**Set problem:** Drop every picture, then transcribe the remaining data exactly.

**Dataset records:**
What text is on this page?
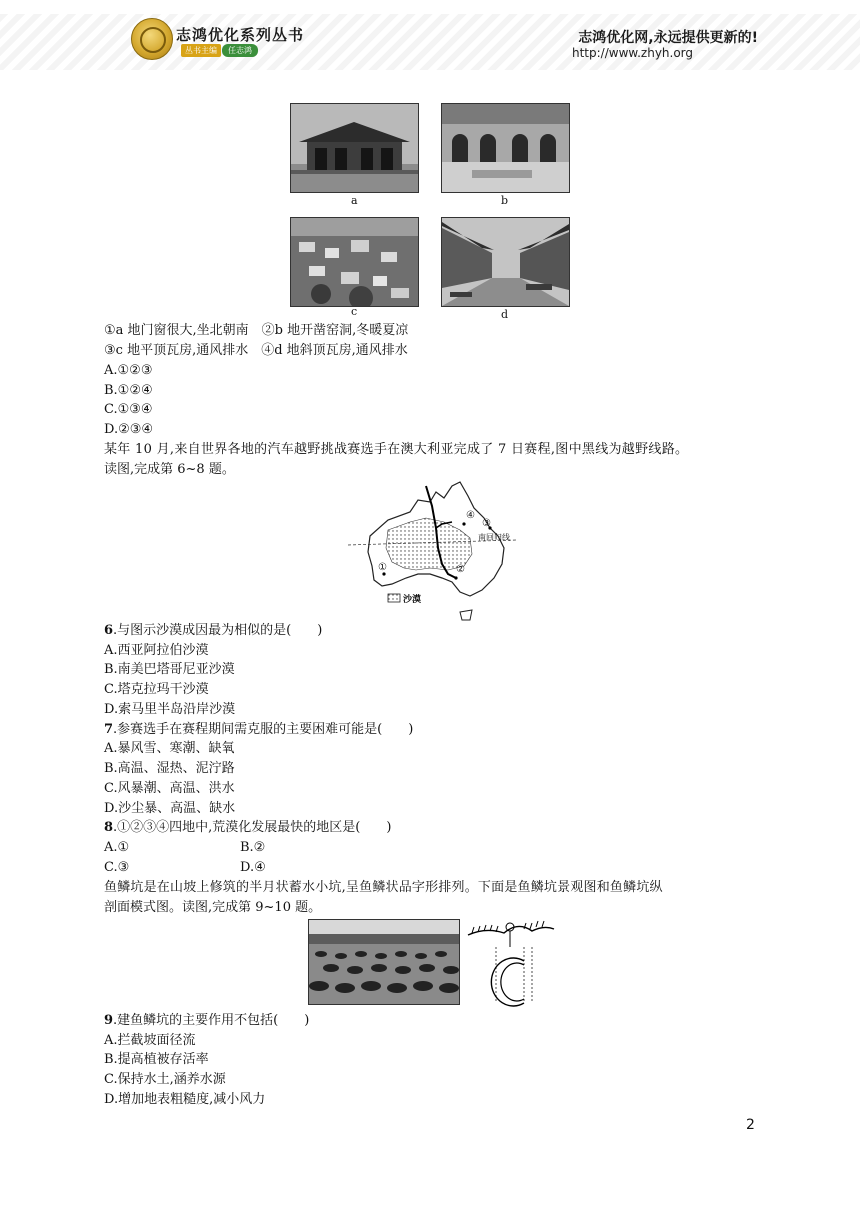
志鸿优化系列丛书
丛书主编	任志鸿
志鸿优化网,永远提供更新的!
http://www.zhyh.org
a	b
c	d
①a 地门窗很大,坐北朝南　②b 地开凿窑洞,冬暖夏凉
③c 地平顶瓦房,通风排水　④d 地斜顶瓦房,通风排水
A.①②③
B.①②④
C.①③④
D.②③④
某年 10 月,来自世界各地的汽车越野挑战赛选手在澳大利亚完成了 7 日赛程,图中黑线为越野线路。
读图,完成第 6~8 题。
①	②
③
④
南回归线
沙漠
6.与图示沙漠成因最为相似的是(　　)
A.西亚阿拉伯沙漠
B.南美巴塔哥尼亚沙漠
C.塔克拉玛干沙漠
D.索马里半岛沿岸沙漠
7.参赛选手在赛程期间需克服的主要困难可能是(　　)
A.暴风雪、寒潮、缺氧
B.高温、湿热、泥泞路
C.风暴潮、高温、洪水
D.沙尘暴、高温、缺水
8.①②③④四地中,荒漠化发展最快的地区是(　　)
A.①	B.②
C.③	D.④
鱼鳞坑是在山坡上修筑的半月状蓄水小坑,呈鱼鳞状品字形排列。下面是鱼鳞坑景观图和鱼鳞坑纵
剖面模式图。读图,完成第 9~10 题。
9.建鱼鳞坑的主要作用不包括(　　)
A.拦截坡面径流
B.提高植被存活率
C.保持水土,涵养水源
D.增加地表粗糙度,减小风力
2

**Task solution:**
What text is on this page?
志鸿优化系列丛书
丛书主编	任志鸿
志鸿优化网,永远提供更新的!
http://www.zhyh.org
a	b
c	d
①a 地门窗很大,坐北朝南　②b 地开凿窑洞,冬暖夏凉
③c 地平顶瓦房,通风排水　④d 地斜顶瓦房,通风排水
A.①②③
B.①②④
C.①③④
D.②③④
某年 10 月,来自世界各地的汽车越野挑战赛选手在澳大利亚完成了 7 日赛程,图中黑线为越野线路。
读图,完成第 6~8 题。
①	②
③
④
南回归线
沙漠
6.与图示沙漠成因最为相似的是(　　)
A.西亚阿拉伯沙漠
B.南美巴塔哥尼亚沙漠
C.塔克拉玛干沙漠
D.索马里半岛沿岸沙漠
7.参赛选手在赛程期间需克服的主要困难可能是(　　)
A.暴风雪、寒潮、缺氧
B.高温、湿热、泥泞路
C.风暴潮、高温、洪水
D.沙尘暴、高温、缺水
8.①②③④四地中,荒漠化发展最快的地区是(　　)
A.①	B.②
C.③	D.④
鱼鳞坑是在山坡上修筑的半月状蓄水小坑,呈鱼鳞状品字形排列。下面是鱼鳞坑景观图和鱼鳞坑纵
剖面模式图。读图,完成第 9~10 题。
9.建鱼鳞坑的主要作用不包括(　　)
A.拦截坡面径流
B.提高植被存活率
C.保持水土,涵养水源
D.增加地表粗糙度,减小风力
2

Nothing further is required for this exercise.